■ SET EXERCISE
Say only how many lines contain the word "Graphics".

Stored data:
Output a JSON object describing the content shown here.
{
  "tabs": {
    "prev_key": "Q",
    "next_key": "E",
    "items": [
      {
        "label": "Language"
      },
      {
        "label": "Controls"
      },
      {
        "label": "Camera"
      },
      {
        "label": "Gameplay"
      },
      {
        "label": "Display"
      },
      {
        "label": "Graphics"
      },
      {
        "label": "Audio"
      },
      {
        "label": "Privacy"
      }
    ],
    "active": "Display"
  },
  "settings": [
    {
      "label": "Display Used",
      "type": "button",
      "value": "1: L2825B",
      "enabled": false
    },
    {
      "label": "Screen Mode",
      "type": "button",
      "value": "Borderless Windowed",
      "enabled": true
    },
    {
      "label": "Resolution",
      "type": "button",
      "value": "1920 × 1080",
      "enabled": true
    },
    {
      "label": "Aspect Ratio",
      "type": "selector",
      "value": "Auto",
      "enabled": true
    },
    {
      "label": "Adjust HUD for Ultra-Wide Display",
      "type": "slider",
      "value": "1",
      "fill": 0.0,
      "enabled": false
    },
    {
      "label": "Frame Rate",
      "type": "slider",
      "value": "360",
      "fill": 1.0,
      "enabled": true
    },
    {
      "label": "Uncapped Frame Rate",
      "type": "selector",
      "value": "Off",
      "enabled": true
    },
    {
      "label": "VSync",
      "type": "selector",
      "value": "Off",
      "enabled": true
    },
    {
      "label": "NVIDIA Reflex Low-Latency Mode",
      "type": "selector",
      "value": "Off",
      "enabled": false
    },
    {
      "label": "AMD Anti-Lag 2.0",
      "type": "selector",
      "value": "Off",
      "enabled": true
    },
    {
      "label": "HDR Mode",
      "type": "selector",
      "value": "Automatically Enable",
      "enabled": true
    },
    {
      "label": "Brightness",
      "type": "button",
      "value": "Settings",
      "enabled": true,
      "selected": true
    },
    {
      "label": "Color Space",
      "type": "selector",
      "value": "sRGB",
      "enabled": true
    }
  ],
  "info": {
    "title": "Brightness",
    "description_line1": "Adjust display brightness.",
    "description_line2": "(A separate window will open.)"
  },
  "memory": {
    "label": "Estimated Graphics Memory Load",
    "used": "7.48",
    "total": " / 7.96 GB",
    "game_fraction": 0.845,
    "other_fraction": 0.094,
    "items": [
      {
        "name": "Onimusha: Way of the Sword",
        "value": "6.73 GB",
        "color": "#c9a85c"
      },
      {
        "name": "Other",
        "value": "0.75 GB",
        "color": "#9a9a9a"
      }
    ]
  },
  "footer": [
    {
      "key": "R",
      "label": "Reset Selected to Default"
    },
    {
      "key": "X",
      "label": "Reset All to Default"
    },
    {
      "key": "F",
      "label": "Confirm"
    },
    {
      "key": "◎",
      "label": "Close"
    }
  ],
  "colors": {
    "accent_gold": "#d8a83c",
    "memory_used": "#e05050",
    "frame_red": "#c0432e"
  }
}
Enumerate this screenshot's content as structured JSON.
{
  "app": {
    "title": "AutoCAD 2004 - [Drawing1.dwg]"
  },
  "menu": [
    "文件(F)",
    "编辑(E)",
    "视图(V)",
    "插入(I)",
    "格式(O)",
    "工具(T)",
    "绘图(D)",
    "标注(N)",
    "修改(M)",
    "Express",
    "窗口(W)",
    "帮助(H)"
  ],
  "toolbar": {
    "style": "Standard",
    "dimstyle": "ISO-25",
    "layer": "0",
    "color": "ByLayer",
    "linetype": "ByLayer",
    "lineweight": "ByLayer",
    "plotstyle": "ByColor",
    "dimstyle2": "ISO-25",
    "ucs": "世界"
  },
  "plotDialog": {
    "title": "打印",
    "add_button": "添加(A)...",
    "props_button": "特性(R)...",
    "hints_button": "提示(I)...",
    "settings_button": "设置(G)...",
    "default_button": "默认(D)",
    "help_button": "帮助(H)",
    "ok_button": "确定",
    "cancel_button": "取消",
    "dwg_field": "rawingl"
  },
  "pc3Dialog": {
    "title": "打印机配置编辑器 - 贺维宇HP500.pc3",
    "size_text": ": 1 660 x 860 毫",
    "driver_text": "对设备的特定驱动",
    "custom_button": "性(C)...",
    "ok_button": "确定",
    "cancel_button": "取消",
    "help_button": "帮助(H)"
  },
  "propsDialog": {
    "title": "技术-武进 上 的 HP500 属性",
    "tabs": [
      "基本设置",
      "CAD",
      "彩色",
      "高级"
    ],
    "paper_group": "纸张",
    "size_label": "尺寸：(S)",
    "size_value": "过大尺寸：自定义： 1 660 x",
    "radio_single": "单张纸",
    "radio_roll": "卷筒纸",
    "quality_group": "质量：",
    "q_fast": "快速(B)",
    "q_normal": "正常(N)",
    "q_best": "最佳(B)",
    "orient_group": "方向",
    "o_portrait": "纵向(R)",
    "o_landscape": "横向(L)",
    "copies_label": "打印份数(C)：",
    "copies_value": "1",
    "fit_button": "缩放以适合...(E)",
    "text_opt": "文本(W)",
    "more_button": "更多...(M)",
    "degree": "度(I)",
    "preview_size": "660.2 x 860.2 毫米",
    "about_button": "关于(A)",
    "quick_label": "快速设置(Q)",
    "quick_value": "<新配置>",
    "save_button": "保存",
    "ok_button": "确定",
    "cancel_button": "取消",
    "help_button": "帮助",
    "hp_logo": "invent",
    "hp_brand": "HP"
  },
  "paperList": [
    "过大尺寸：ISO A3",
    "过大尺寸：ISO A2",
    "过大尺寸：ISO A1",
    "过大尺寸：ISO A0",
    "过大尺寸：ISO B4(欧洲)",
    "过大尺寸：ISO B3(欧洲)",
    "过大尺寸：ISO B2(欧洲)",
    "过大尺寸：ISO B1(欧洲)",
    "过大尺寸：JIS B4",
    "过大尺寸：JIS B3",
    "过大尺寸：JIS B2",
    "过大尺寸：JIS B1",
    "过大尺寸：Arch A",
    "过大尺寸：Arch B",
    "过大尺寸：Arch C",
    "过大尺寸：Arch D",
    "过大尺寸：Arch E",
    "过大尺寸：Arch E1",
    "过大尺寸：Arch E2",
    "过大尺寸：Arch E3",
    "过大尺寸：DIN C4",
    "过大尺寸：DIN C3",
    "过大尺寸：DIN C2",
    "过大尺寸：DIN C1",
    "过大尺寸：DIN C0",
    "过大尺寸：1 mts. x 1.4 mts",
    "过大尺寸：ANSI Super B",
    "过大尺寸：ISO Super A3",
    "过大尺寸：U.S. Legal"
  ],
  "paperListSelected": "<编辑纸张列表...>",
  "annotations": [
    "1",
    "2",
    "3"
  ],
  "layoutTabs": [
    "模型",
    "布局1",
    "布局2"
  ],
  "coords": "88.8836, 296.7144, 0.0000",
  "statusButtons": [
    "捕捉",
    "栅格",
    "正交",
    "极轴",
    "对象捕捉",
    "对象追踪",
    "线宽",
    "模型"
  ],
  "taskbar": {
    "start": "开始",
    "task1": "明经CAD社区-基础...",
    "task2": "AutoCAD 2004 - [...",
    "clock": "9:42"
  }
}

■ TASK RESPONSE
2